(Items from a dataset)
============
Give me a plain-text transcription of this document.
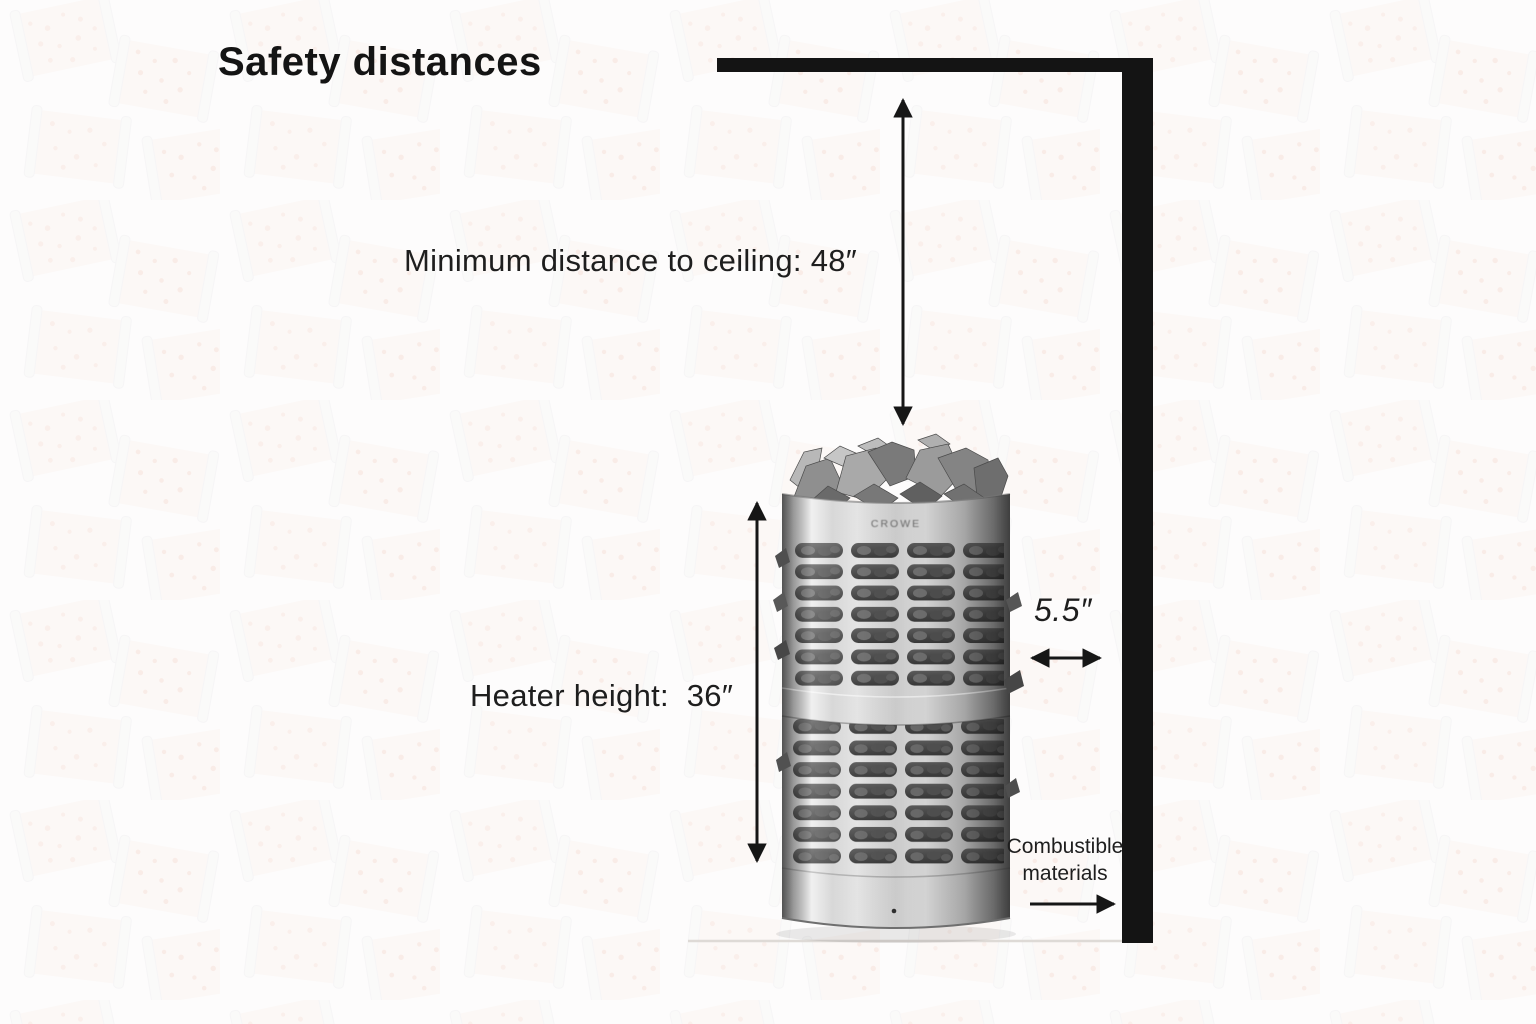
CROWE
Safety distances
Minimum distance to ceiling: 48″
Heater height:  36″
5.5″
Combustible
materials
============
Short problem
Copy out all of the data word for word. Do not carry over any picture.

Exercise result
Give me a plain-text transcription of this document.
CROWE
Safety distances
Minimum distance to ceiling: 48″
Heater height:  36″
5.5″
Combustible
materials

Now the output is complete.